GIVEN EXERCISE
In the records below, pick out all lines containing the word "Relationship".

··· DATASET RECORDS

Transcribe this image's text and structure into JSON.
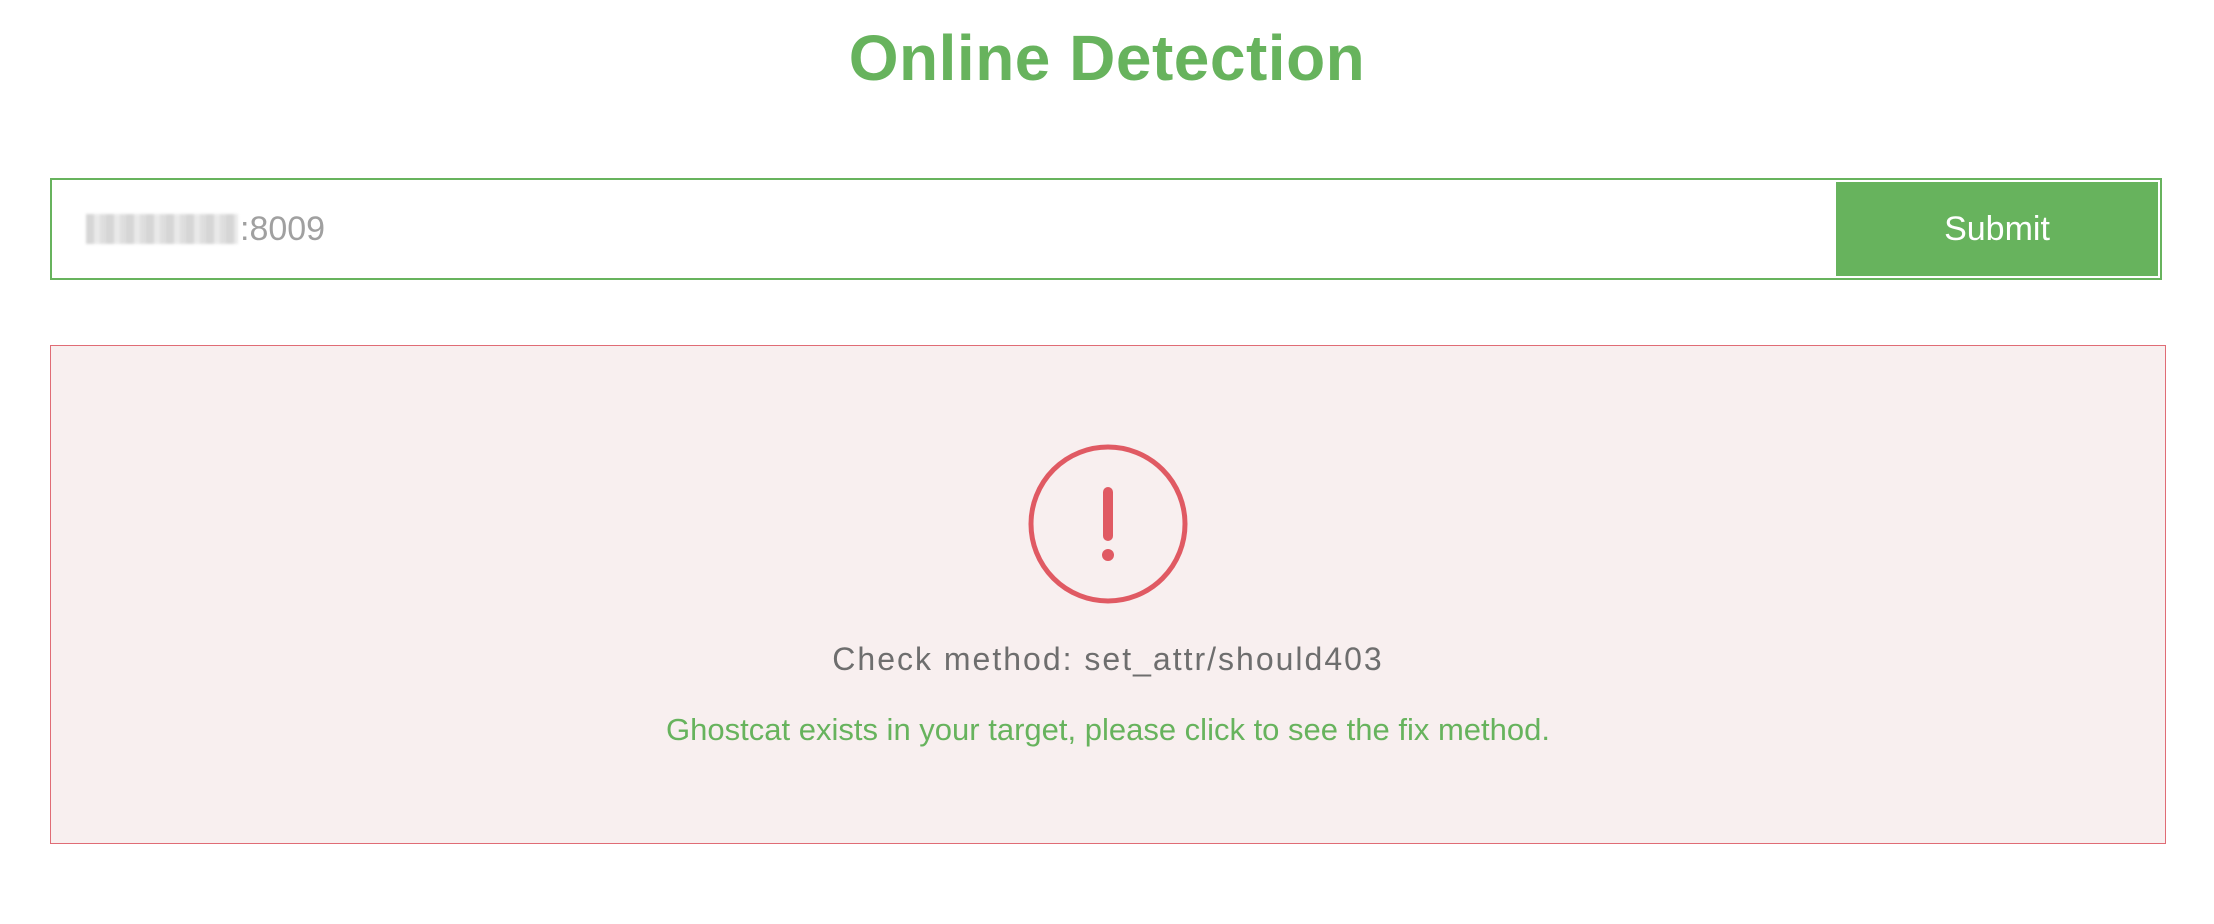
{
  "header": {
    "title": "Online Detection"
  },
  "search": {
    "value_visible": ":8009",
    "submit_label": "Submit"
  },
  "result": {
    "status_icon": "exclamation-circle-icon",
    "check_method": "Check method: set_attr/should403",
    "message": "Ghostcat exists in your target, please click to see the fix method."
  },
  "colors": {
    "accent": "#67b35d",
    "danger": "#e05a63",
    "panel_bg": "#f8efef"
  }
}
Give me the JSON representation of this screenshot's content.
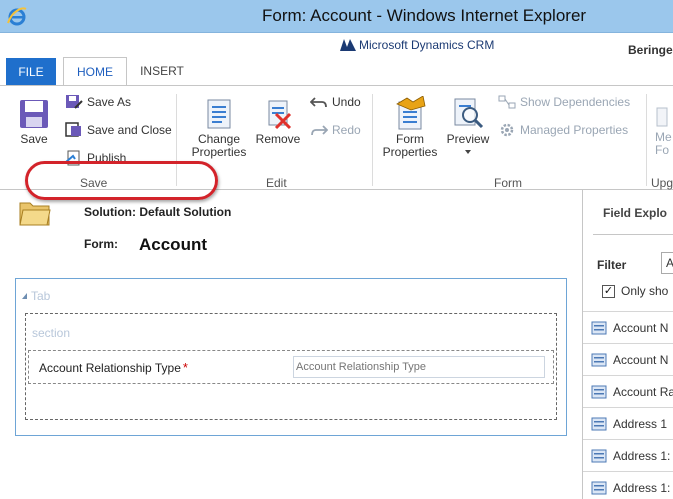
{
  "window": {
    "title": "Form: Account - Windows Internet Explorer"
  },
  "crm": {
    "brand": "Microsoft Dynamics CRM",
    "org": "Beringe"
  },
  "ribbon": {
    "tabs": {
      "file": "FILE",
      "home": "HOME",
      "insert": "INSERT"
    },
    "save": {
      "save": "Save",
      "save_as": "Save As",
      "save_and_close": "Save and Close",
      "publish": "Publish",
      "group": "Save"
    },
    "edit": {
      "change_properties_1": "Change",
      "change_properties_2": "Properties",
      "remove": "Remove",
      "undo": "Undo",
      "redo": "Redo",
      "group": "Edit"
    },
    "form": {
      "form_properties_1": "Form",
      "form_properties_2": "Properties",
      "preview": "Preview",
      "show_dependencies": "Show Dependencies",
      "managed_properties": "Managed Properties",
      "group": "Form"
    },
    "upgrade": {
      "merge_1": "Me",
      "merge_2": "Fo",
      "group": "Upg"
    }
  },
  "form": {
    "solution": "Solution: Default Solution",
    "form_label": "Form:",
    "form_name": "Account",
    "tab_label": "Tab",
    "section_label": "section",
    "field_label": "Account Relationship Type",
    "required_mark": "*",
    "field_placeholder": "Account Relationship Type"
  },
  "explorer": {
    "title": "Field Explo",
    "filter_label": "Filter",
    "filter_value": "A",
    "only_show": "Only sho",
    "checked_mark": "✓",
    "items": [
      {
        "label": "Account N"
      },
      {
        "label": "Account N"
      },
      {
        "label": "Account Ra"
      },
      {
        "label": "Address 1"
      },
      {
        "label": "Address 1:"
      },
      {
        "label": "Address 1:"
      }
    ]
  },
  "colors": {
    "file_tab": "#1f6fcc",
    "titlebar": "#9bc7ec",
    "highlight": "#d3232a",
    "tab_border": "#6ea5d6"
  }
}
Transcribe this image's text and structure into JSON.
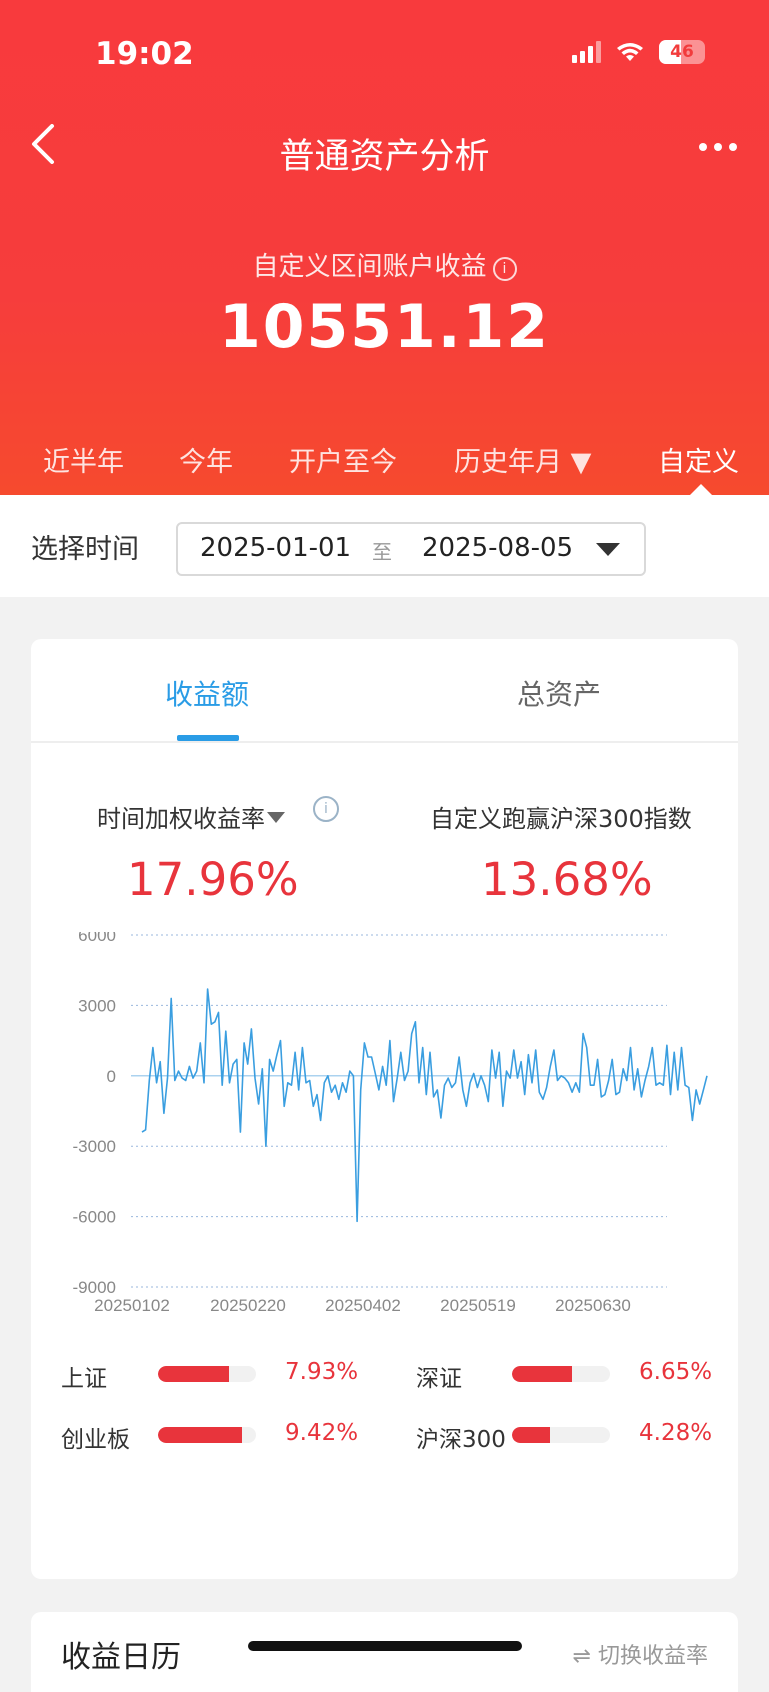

······

EXERCISE RESPONSE
    "field_label": "Account Relationship Type",
    "field_placeholder": "Account Relationship Type"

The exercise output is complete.